begin INFORMATION SUPPLIED

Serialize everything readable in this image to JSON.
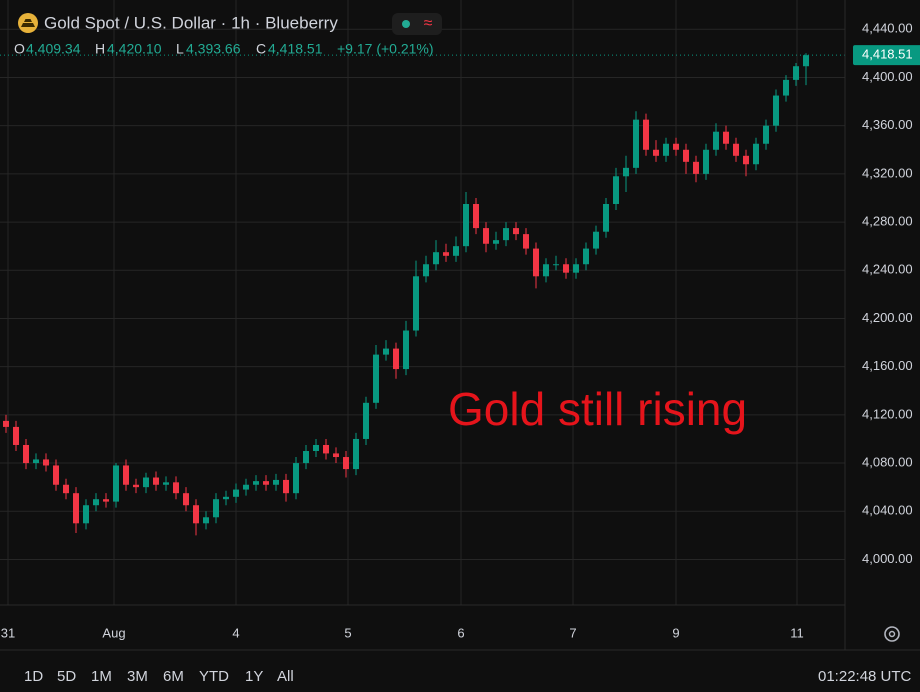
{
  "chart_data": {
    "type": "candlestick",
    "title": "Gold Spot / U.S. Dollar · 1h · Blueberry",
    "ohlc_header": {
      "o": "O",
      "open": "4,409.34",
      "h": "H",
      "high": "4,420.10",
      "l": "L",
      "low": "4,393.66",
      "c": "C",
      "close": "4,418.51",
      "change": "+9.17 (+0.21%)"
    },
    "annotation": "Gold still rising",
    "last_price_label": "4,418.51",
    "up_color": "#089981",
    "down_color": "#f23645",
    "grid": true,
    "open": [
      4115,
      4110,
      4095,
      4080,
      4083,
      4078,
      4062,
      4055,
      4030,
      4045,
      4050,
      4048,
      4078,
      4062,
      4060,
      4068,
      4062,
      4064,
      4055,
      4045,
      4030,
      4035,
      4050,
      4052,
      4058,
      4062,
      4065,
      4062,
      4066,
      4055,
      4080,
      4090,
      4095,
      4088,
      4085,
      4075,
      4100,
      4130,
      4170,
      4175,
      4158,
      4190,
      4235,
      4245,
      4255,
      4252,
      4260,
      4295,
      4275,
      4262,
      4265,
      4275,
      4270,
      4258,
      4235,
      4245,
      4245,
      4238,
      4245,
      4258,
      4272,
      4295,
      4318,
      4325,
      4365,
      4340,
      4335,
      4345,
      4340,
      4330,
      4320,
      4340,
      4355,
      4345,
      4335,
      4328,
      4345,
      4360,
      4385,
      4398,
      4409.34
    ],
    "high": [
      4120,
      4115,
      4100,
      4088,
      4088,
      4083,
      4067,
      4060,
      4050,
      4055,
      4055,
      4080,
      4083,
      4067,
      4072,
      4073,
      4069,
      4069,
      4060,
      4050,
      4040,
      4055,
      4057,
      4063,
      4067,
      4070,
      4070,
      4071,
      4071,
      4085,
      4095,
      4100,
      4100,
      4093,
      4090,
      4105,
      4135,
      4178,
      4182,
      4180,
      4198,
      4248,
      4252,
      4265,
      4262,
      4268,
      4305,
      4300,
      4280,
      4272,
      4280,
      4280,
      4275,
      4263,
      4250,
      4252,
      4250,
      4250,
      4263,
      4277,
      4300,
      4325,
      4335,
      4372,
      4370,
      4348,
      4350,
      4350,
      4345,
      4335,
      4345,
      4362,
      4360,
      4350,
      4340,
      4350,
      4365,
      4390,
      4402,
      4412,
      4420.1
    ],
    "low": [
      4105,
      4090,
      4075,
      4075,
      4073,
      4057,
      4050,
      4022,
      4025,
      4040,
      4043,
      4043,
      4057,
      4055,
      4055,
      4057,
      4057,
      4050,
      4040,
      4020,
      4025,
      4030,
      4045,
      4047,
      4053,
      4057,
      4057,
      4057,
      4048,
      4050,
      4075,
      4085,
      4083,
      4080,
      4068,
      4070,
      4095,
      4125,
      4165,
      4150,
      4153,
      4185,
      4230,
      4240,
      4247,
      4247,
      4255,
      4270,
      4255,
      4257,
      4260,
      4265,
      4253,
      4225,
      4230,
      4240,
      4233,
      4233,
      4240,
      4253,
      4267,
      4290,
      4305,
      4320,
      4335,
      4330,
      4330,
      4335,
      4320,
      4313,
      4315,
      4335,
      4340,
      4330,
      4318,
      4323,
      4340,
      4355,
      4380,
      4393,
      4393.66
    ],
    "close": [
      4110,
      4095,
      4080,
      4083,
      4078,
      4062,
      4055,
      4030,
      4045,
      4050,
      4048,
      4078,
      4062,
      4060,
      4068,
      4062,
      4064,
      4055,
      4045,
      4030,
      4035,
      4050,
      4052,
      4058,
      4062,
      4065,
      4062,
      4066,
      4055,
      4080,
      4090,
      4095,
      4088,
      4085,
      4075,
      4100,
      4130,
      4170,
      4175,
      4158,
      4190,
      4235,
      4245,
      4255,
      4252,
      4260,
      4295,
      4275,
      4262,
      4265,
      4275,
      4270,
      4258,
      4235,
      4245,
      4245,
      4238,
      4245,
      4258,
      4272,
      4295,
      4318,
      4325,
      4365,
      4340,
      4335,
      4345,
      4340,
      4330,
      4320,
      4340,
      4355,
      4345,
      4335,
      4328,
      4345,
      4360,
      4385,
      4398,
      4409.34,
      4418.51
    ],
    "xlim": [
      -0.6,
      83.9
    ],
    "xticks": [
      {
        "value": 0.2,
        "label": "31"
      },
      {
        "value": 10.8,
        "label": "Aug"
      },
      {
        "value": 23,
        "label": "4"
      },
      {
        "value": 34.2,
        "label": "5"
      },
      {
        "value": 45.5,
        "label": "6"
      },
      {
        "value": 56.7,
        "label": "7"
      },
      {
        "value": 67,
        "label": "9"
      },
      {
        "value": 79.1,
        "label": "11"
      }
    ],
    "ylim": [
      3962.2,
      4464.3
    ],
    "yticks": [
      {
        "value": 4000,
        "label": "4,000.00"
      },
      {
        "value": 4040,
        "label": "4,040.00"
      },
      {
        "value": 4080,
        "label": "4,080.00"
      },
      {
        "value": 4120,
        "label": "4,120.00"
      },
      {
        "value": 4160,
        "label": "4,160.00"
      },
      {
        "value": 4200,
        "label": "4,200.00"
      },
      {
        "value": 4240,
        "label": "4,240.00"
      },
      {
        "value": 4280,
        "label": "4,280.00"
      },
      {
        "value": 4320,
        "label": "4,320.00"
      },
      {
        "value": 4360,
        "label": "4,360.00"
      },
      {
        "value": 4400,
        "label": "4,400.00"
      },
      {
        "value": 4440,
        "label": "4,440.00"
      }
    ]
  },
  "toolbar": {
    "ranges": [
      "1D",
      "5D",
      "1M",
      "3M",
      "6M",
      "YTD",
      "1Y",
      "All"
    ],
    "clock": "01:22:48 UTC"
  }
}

end INFORMATION SUPPLIED

Reproduce the full listing faithfully, but do not carry over any pictures.

OUTPUT FOR THIS EXERCISE:
Serialize everything readable in this image to JSON.
{
  "chart_data": {
    "type": "candlestick",
    "title": "Gold Spot / U.S. Dollar · 1h · Blueberry",
    "ohlc_header": {
      "o": "O",
      "open": "4,409.34",
      "h": "H",
      "high": "4,420.10",
      "l": "L",
      "low": "4,393.66",
      "c": "C",
      "close": "4,418.51",
      "change": "+9.17 (+0.21%)"
    },
    "annotation": "Gold still rising",
    "last_price_label": "4,418.51",
    "up_color": "#089981",
    "down_color": "#f23645",
    "grid": true,
    "open": [
      4115,
      4110,
      4095,
      4080,
      4083,
      4078,
      4062,
      4055,
      4030,
      4045,
      4050,
      4048,
      4078,
      4062,
      4060,
      4068,
      4062,
      4064,
      4055,
      4045,
      4030,
      4035,
      4050,
      4052,
      4058,
      4062,
      4065,
      4062,
      4066,
      4055,
      4080,
      4090,
      4095,
      4088,
      4085,
      4075,
      4100,
      4130,
      4170,
      4175,
      4158,
      4190,
      4235,
      4245,
      4255,
      4252,
      4260,
      4295,
      4275,
      4262,
      4265,
      4275,
      4270,
      4258,
      4235,
      4245,
      4245,
      4238,
      4245,
      4258,
      4272,
      4295,
      4318,
      4325,
      4365,
      4340,
      4335,
      4345,
      4340,
      4330,
      4320,
      4340,
      4355,
      4345,
      4335,
      4328,
      4345,
      4360,
      4385,
      4398,
      4409.34
    ],
    "high": [
      4120,
      4115,
      4100,
      4088,
      4088,
      4083,
      4067,
      4060,
      4050,
      4055,
      4055,
      4080,
      4083,
      4067,
      4072,
      4073,
      4069,
      4069,
      4060,
      4050,
      4040,
      4055,
      4057,
      4063,
      4067,
      4070,
      4070,
      4071,
      4071,
      4085,
      4095,
      4100,
      4100,
      4093,
      4090,
      4105,
      4135,
      4178,
      4182,
      4180,
      4198,
      4248,
      4252,
      4265,
      4262,
      4268,
      4305,
      4300,
      4280,
      4272,
      4280,
      4280,
      4275,
      4263,
      4250,
      4252,
      4250,
      4250,
      4263,
      4277,
      4300,
      4325,
      4335,
      4372,
      4370,
      4348,
      4350,
      4350,
      4345,
      4335,
      4345,
      4362,
      4360,
      4350,
      4340,
      4350,
      4365,
      4390,
      4402,
      4412,
      4420.1
    ],
    "low": [
      4105,
      4090,
      4075,
      4075,
      4073,
      4057,
      4050,
      4022,
      4025,
      4040,
      4043,
      4043,
      4057,
      4055,
      4055,
      4057,
      4057,
      4050,
      4040,
      4020,
      4025,
      4030,
      4045,
      4047,
      4053,
      4057,
      4057,
      4057,
      4048,
      4050,
      4075,
      4085,
      4083,
      4080,
      4068,
      4070,
      4095,
      4125,
      4165,
      4150,
      4153,
      4185,
      4230,
      4240,
      4247,
      4247,
      4255,
      4270,
      4255,
      4257,
      4260,
      4265,
      4253,
      4225,
      4230,
      4240,
      4233,
      4233,
      4240,
      4253,
      4267,
      4290,
      4305,
      4320,
      4335,
      4330,
      4330,
      4335,
      4320,
      4313,
      4315,
      4335,
      4340,
      4330,
      4318,
      4323,
      4340,
      4355,
      4380,
      4393,
      4393.66
    ],
    "close": [
      4110,
      4095,
      4080,
      4083,
      4078,
      4062,
      4055,
      4030,
      4045,
      4050,
      4048,
      4078,
      4062,
      4060,
      4068,
      4062,
      4064,
      4055,
      4045,
      4030,
      4035,
      4050,
      4052,
      4058,
      4062,
      4065,
      4062,
      4066,
      4055,
      4080,
      4090,
      4095,
      4088,
      4085,
      4075,
      4100,
      4130,
      4170,
      4175,
      4158,
      4190,
      4235,
      4245,
      4255,
      4252,
      4260,
      4295,
      4275,
      4262,
      4265,
      4275,
      4270,
      4258,
      4235,
      4245,
      4245,
      4238,
      4245,
      4258,
      4272,
      4295,
      4318,
      4325,
      4365,
      4340,
      4335,
      4345,
      4340,
      4330,
      4320,
      4340,
      4355,
      4345,
      4335,
      4328,
      4345,
      4360,
      4385,
      4398,
      4409.34,
      4418.51
    ],
    "xlim": [
      -0.6,
      83.9
    ],
    "xticks": [
      {
        "value": 0.2,
        "label": "31"
      },
      {
        "value": 10.8,
        "label": "Aug"
      },
      {
        "value": 23,
        "label": "4"
      },
      {
        "value": 34.2,
        "label": "5"
      },
      {
        "value": 45.5,
        "label": "6"
      },
      {
        "value": 56.7,
        "label": "7"
      },
      {
        "value": 67,
        "label": "9"
      },
      {
        "value": 79.1,
        "label": "11"
      }
    ],
    "ylim": [
      3962.2,
      4464.3
    ],
    "yticks": [
      {
        "value": 4000,
        "label": "4,000.00"
      },
      {
        "value": 4040,
        "label": "4,040.00"
      },
      {
        "value": 4080,
        "label": "4,080.00"
      },
      {
        "value": 4120,
        "label": "4,120.00"
      },
      {
        "value": 4160,
        "label": "4,160.00"
      },
      {
        "value": 4200,
        "label": "4,200.00"
      },
      {
        "value": 4240,
        "label": "4,240.00"
      },
      {
        "value": 4280,
        "label": "4,280.00"
      },
      {
        "value": 4320,
        "label": "4,320.00"
      },
      {
        "value": 4360,
        "label": "4,360.00"
      },
      {
        "value": 4400,
        "label": "4,400.00"
      },
      {
        "value": 4440,
        "label": "4,440.00"
      }
    ]
  },
  "toolbar": {
    "ranges": [
      "1D",
      "5D",
      "1M",
      "3M",
      "6M",
      "YTD",
      "1Y",
      "All"
    ],
    "clock": "01:22:48 UTC"
  }
}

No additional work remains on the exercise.